Task goal: Return the entries verbatim and drop every picture.

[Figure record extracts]
********

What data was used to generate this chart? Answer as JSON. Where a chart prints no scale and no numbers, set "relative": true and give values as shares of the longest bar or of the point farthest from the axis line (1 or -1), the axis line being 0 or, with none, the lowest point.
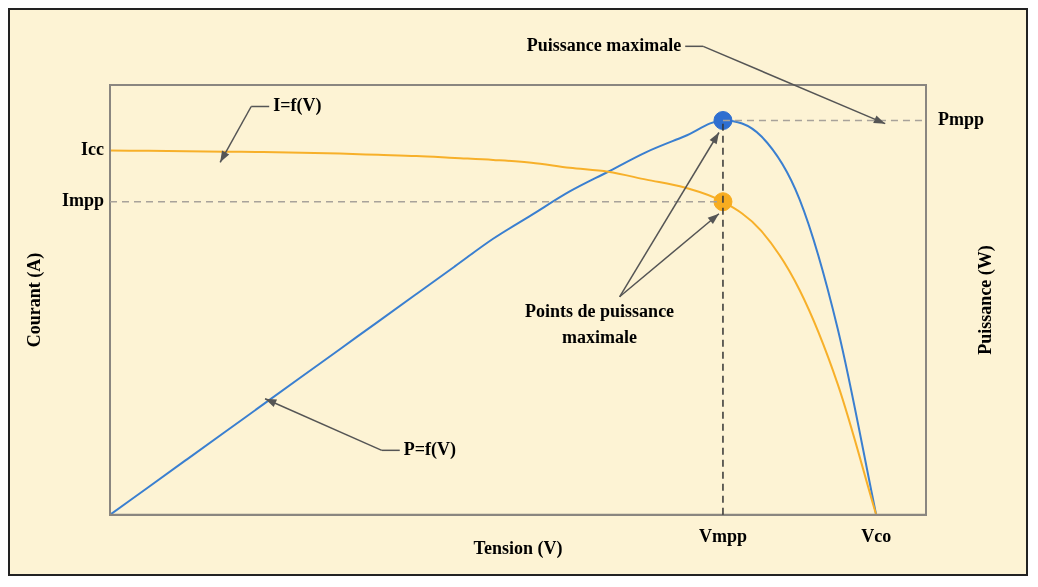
{
  "chart_data": {
    "type": "line",
    "relative": true,
    "xlabel": "Tension (V)",
    "ylabel": "Courant (A)",
    "y2label": "Puissance (W)",
    "categories": [
      null,
      null,
      null,
      null,
      null,
      null,
      null,
      null,
      null,
      null,
      null,
      null,
      null,
      null,
      null,
      null,
      "Vmpp",
      null,
      null,
      null,
      "Vco",
      null
    ],
    "series": [
      {
        "marker": "none",
        "color": "#f7b02a",
        "values": [
          0.924,
          0.923,
          0.922,
          0.921,
          0.92,
          0.918,
          0.916,
          0.913,
          0.91,
          0.905,
          0.9,
          0.893,
          0.88,
          0.87,
          0.85,
          0.83,
          0.794,
          0.72,
          0.57,
          0.33,
          0,
          null
        ]
      },
      {
        "marker": "none",
        "color": "#3a7fd0",
        "values": [
          0,
          0.07,
          0.14,
          0.21,
          0.28,
          0.35,
          0.42,
          0.49,
          0.56,
          0.63,
          0.7,
          0.76,
          0.82,
          0.87,
          0.92,
          0.96,
          1,
          0.96,
          0.8,
          0.47,
          0,
          null
        ]
      },
      {
        "type": "scatter",
        "marker": "circle",
        "color": "#2f6fd0",
        "x": [
          "Vmpp"
        ],
        "values": [
          1
        ]
      },
      {
        "type": "scatter",
        "marker": "circle",
        "color": "#f7ac20",
        "x": [
          "Vmpp"
        ],
        "values": [
          0.794
        ]
      }
    ],
    "ref_lines": [
      {
        "axis": "y",
        "value": 0.794,
        "label": "Impp",
        "color": "#a8a29a",
        "line_style": "dashed"
      },
      {
        "axis": "y",
        "value": 1,
        "label": "Pmpp",
        "color": "#a8a29a",
        "line_style": "dashed"
      },
      {
        "axis": "x",
        "value": "Vmpp",
        "color": "#333333",
        "line_style": "dashed"
      }
    ],
    "annotations": [
      "Icc",
      "I=f(V)",
      "P=f(V)",
      "Puissance maximale",
      "Points de puissance maximale"
    ],
    "grid": false,
    "legend": false
  }
}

********

Reply to the task:
What data was used to generate this chart? Answer as JSON. Where a chart prints no scale and no numbers, set "relative": true and give values as shares of the longest bar or of the point farthest from the axis line (1 or -1), the axis line being 0 or, with none, the lowest point.
{
  "chart_data": {
    "type": "line",
    "relative": true,
    "xlabel": "Tension (V)",
    "ylabel": "Courant (A)",
    "y2label": "Puissance (W)",
    "categories": [
      null,
      null,
      null,
      null,
      null,
      null,
      null,
      null,
      null,
      null,
      null,
      null,
      null,
      null,
      null,
      null,
      "Vmpp",
      null,
      null,
      null,
      "Vco",
      null
    ],
    "series": [
      {
        "marker": "none",
        "color": "#f7b02a",
        "values": [
          0.924,
          0.923,
          0.922,
          0.921,
          0.92,
          0.918,
          0.916,
          0.913,
          0.91,
          0.905,
          0.9,
          0.893,
          0.88,
          0.87,
          0.85,
          0.83,
          0.794,
          0.72,
          0.57,
          0.33,
          0,
          null
        ]
      },
      {
        "marker": "none",
        "color": "#3a7fd0",
        "values": [
          0,
          0.07,
          0.14,
          0.21,
          0.28,
          0.35,
          0.42,
          0.49,
          0.56,
          0.63,
          0.7,
          0.76,
          0.82,
          0.87,
          0.92,
          0.96,
          1,
          0.96,
          0.8,
          0.47,
          0,
          null
        ]
      },
      {
        "type": "scatter",
        "marker": "circle",
        "color": "#2f6fd0",
        "x": [
          "Vmpp"
        ],
        "values": [
          1
        ]
      },
      {
        "type": "scatter",
        "marker": "circle",
        "color": "#f7ac20",
        "x": [
          "Vmpp"
        ],
        "values": [
          0.794
        ]
      }
    ],
    "ref_lines": [
      {
        "axis": "y",
        "value": 0.794,
        "label": "Impp",
        "color": "#a8a29a",
        "line_style": "dashed"
      },
      {
        "axis": "y",
        "value": 1,
        "label": "Pmpp",
        "color": "#a8a29a",
        "line_style": "dashed"
      },
      {
        "axis": "x",
        "value": "Vmpp",
        "color": "#333333",
        "line_style": "dashed"
      }
    ],
    "annotations": [
      "Icc",
      "I=f(V)",
      "P=f(V)",
      "Puissance maximale",
      "Points de puissance maximale"
    ],
    "grid": false,
    "legend": false
  }
}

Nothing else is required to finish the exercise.